- [Dataset records]

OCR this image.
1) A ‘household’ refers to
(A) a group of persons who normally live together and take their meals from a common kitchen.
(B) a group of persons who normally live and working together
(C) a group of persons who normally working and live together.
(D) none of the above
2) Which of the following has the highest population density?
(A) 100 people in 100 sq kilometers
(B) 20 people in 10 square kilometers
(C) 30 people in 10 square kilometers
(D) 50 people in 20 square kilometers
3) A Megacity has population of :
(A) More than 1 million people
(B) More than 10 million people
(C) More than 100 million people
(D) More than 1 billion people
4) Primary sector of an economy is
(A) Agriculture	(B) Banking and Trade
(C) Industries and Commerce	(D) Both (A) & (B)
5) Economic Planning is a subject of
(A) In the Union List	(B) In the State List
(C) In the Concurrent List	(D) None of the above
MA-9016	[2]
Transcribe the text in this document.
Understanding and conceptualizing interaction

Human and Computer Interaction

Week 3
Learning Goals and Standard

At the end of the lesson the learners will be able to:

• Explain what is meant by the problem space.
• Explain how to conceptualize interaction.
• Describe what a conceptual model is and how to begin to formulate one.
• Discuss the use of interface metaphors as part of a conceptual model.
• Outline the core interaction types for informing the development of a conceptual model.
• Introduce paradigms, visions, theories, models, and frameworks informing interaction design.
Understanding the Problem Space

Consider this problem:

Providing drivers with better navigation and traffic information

---

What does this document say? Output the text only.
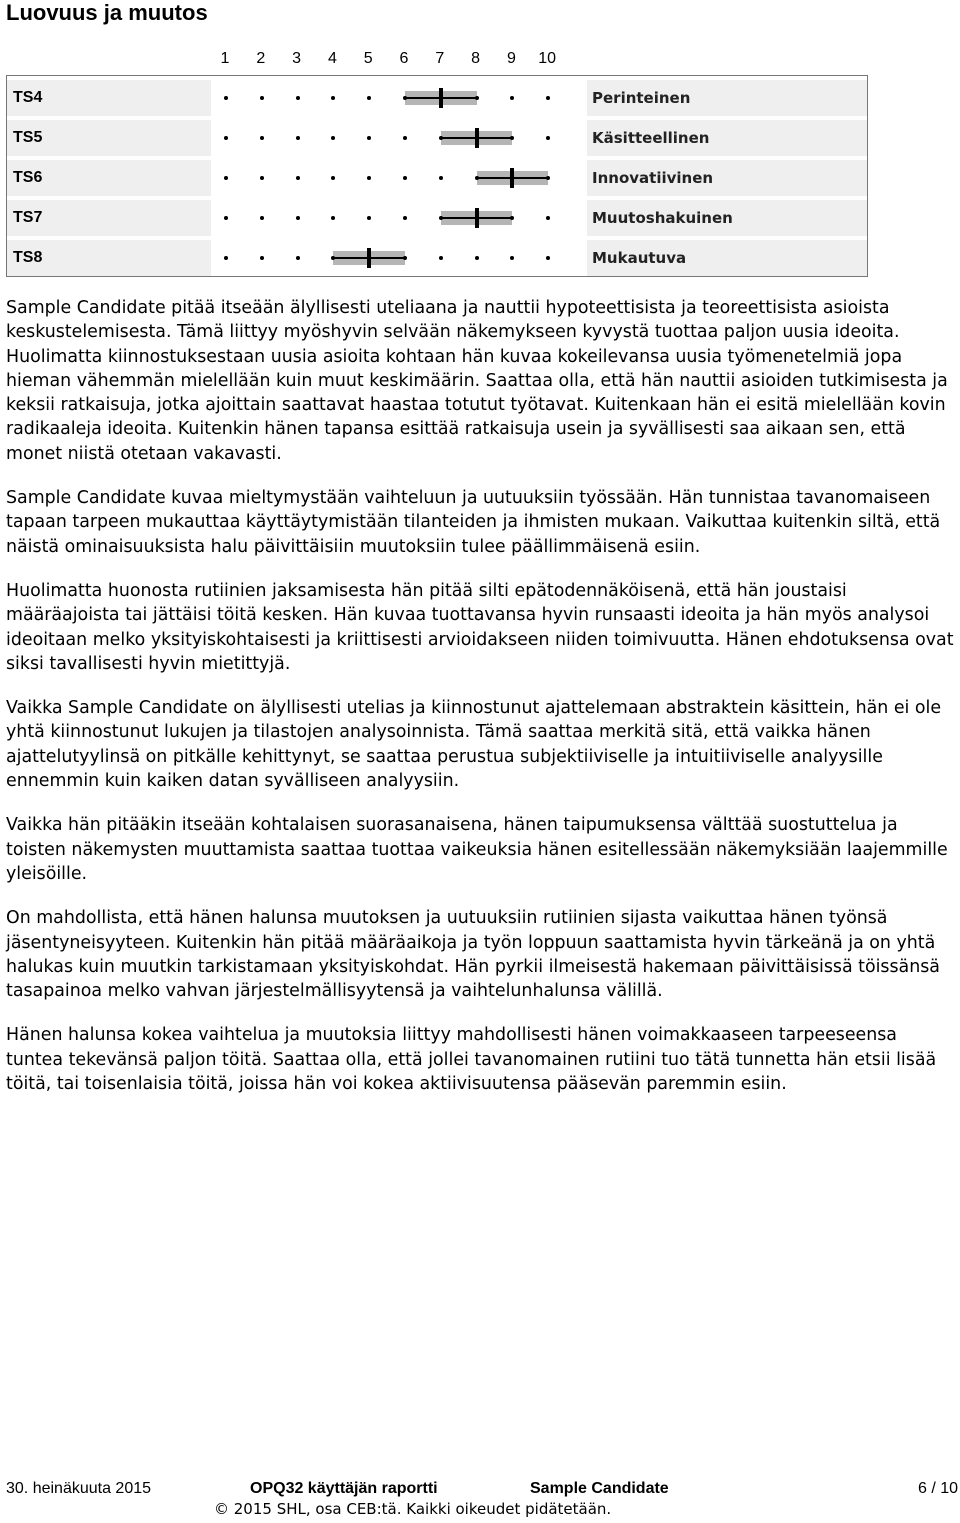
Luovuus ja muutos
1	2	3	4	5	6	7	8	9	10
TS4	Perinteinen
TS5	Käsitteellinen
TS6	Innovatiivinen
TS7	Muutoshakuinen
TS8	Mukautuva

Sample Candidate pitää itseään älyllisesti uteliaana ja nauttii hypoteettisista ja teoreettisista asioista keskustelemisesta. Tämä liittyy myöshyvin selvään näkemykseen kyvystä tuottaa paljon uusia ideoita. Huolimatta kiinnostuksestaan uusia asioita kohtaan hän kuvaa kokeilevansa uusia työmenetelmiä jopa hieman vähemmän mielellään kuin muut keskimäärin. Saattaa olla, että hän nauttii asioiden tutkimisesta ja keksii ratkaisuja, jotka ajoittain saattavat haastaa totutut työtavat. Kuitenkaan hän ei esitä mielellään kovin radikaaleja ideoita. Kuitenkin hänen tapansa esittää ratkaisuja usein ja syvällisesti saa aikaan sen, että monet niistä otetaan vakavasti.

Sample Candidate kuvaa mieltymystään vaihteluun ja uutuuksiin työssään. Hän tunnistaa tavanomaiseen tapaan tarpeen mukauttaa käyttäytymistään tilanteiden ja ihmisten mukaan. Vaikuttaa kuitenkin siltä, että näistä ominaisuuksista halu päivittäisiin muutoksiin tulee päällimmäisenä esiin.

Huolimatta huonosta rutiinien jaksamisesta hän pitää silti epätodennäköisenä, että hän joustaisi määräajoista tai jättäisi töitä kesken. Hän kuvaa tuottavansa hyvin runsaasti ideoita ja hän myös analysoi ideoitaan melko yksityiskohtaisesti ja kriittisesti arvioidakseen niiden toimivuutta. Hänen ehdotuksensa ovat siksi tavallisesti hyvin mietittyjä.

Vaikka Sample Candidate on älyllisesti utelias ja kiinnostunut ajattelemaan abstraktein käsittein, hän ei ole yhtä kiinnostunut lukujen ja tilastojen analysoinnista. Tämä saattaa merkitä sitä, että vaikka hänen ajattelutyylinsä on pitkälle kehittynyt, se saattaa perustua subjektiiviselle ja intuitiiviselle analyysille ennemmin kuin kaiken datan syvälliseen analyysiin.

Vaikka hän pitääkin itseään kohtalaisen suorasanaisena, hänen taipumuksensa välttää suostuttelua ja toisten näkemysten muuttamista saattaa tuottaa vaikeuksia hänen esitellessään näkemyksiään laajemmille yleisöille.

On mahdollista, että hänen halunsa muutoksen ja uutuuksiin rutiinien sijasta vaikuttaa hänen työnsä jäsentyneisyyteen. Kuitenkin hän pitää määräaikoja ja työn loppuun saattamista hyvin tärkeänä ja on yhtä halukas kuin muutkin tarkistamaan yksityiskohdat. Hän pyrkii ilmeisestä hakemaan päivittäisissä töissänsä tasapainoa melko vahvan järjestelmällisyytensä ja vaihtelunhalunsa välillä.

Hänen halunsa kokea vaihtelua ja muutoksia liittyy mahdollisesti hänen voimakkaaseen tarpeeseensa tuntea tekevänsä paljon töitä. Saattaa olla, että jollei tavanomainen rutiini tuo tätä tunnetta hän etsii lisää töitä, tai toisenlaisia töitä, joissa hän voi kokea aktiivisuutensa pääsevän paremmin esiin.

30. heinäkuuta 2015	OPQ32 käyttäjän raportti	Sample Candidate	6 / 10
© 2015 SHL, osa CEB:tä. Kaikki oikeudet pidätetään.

- [Given problem] Gather from the records above every line containing the string "million".

- [Result for this exercise]
(A) More than 1 million people
(B) More than 10 million people
(C) More than 100 million people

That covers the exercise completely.